Task instructions
Find how many lines hold the word "cost". Give only the number.

Data provided
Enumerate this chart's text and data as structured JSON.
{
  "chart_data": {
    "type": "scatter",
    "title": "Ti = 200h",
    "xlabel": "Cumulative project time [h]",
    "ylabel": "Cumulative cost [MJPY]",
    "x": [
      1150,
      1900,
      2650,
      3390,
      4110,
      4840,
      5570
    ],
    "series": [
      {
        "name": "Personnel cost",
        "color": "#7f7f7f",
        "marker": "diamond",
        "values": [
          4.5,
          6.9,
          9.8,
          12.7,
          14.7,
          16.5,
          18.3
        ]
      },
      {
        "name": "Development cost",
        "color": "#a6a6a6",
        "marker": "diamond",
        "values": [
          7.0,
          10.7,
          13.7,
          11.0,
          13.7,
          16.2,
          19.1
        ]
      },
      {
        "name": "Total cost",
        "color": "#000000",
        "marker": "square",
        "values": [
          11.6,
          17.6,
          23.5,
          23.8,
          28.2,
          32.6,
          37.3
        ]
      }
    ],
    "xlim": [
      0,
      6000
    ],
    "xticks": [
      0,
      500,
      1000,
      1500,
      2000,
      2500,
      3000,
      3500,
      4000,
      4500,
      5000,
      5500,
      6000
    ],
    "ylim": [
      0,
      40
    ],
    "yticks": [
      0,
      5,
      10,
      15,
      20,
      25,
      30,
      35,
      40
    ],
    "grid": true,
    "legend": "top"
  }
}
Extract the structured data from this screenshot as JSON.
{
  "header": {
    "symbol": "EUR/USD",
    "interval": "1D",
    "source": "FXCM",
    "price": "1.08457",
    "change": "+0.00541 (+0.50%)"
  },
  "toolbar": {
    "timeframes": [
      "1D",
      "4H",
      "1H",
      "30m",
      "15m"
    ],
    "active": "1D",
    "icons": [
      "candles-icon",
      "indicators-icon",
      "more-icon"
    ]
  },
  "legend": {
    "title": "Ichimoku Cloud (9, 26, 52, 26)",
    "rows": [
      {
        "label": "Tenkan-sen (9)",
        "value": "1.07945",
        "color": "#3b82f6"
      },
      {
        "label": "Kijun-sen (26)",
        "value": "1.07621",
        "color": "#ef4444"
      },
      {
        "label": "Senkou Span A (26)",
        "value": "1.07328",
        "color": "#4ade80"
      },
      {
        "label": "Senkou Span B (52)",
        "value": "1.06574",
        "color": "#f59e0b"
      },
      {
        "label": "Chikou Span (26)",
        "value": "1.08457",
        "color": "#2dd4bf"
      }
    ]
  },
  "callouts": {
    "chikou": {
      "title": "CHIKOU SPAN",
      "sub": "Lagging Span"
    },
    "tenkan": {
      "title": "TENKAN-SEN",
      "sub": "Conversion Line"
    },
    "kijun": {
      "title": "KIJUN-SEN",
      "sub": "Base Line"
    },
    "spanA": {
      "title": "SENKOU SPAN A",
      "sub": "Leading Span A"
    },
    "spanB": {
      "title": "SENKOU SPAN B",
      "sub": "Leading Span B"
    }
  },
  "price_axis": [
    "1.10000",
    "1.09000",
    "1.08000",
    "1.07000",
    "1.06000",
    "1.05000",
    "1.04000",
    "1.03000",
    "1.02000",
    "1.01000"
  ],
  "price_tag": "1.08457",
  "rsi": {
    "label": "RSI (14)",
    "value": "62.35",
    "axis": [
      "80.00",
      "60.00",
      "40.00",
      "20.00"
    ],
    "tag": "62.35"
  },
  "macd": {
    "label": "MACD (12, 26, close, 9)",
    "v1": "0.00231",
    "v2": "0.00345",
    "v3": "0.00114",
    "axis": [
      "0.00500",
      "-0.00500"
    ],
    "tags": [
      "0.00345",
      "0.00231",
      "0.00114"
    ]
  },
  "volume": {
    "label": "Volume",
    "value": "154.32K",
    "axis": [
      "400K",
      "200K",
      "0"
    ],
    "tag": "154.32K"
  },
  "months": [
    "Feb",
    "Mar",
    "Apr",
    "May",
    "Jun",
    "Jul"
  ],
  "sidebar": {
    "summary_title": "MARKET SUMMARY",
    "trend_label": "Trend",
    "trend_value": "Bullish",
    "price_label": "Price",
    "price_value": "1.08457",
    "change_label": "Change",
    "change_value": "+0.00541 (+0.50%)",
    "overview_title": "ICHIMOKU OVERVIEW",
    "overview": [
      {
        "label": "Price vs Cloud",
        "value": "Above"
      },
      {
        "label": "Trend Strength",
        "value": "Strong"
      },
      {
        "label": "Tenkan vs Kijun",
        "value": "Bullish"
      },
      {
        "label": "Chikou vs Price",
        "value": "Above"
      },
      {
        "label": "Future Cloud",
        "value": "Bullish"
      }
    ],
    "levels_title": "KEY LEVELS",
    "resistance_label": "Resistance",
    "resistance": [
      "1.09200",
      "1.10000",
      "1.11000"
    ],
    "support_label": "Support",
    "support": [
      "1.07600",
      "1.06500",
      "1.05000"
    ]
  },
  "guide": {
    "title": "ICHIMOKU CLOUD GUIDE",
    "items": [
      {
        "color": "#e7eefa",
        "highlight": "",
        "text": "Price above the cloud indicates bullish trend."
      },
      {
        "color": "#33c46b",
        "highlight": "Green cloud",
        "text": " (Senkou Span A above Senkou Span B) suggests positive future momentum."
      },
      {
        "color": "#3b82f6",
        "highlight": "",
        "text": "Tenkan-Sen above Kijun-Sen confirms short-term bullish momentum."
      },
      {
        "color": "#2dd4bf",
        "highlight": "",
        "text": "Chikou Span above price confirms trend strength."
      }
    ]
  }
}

Worked solution
4